## EXERCISE PROMPT
Your task is to locate every line holding the string "this" and to copy each of them.

::: PROVIDED INFORMATION :::

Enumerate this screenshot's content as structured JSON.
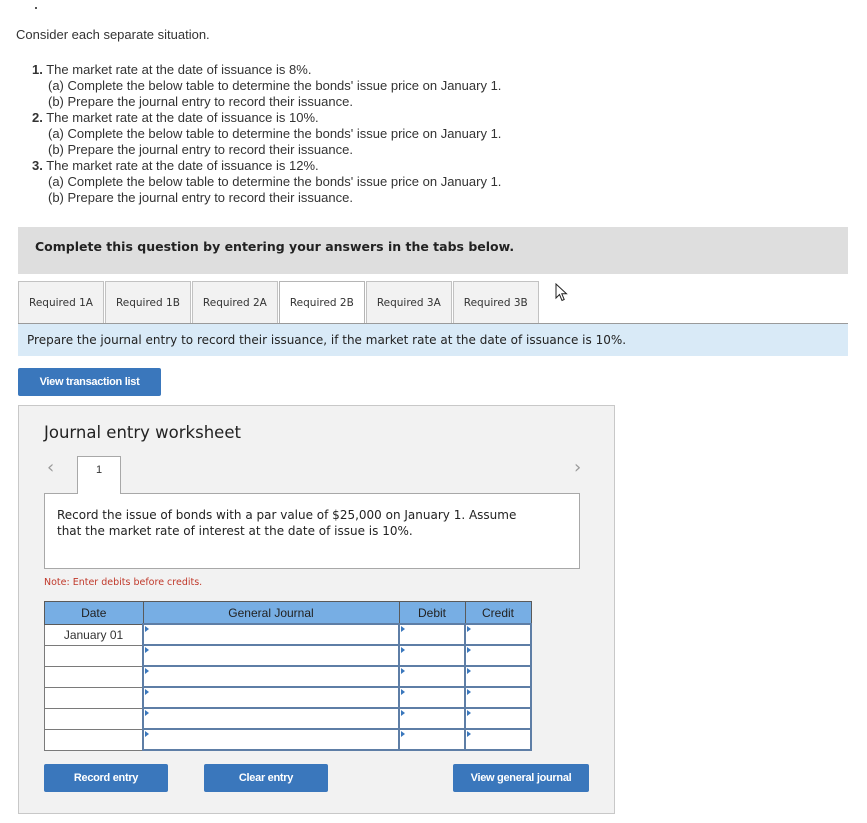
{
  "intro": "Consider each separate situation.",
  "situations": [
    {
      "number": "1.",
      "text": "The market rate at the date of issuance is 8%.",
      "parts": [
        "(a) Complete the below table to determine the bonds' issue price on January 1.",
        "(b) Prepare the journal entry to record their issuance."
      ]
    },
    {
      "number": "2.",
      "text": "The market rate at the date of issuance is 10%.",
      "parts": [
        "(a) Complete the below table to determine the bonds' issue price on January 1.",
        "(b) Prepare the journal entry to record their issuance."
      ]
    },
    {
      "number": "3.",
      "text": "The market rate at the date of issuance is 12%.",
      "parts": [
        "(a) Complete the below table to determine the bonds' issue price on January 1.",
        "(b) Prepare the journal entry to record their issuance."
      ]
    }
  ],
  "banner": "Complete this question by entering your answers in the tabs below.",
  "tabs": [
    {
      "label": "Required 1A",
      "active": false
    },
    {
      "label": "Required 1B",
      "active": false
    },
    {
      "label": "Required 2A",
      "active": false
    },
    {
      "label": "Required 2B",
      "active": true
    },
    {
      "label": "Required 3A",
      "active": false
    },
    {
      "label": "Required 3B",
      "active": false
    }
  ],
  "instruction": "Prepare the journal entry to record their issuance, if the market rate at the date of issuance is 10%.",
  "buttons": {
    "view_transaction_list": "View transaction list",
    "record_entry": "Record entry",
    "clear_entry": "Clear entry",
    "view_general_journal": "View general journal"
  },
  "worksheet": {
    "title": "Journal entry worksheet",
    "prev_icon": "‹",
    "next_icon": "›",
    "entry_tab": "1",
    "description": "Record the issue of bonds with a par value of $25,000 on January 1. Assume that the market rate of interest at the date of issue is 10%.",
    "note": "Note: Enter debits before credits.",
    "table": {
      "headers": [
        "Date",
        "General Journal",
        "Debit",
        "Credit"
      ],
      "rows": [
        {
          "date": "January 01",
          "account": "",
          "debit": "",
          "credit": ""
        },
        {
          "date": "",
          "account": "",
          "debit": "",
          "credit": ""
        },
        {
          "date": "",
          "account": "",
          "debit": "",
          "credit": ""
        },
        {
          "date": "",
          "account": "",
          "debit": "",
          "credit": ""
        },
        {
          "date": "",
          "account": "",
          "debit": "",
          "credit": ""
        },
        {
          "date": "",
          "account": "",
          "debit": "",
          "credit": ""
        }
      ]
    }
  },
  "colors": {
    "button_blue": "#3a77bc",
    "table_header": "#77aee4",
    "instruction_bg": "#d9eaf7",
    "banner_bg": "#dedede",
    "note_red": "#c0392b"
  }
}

:::

## OUTPUT OF THE EXERCISE
Enumerate this screenshot's content as structured JSON.
  "banner": "Complete this question by entering your answers in the tabs below.",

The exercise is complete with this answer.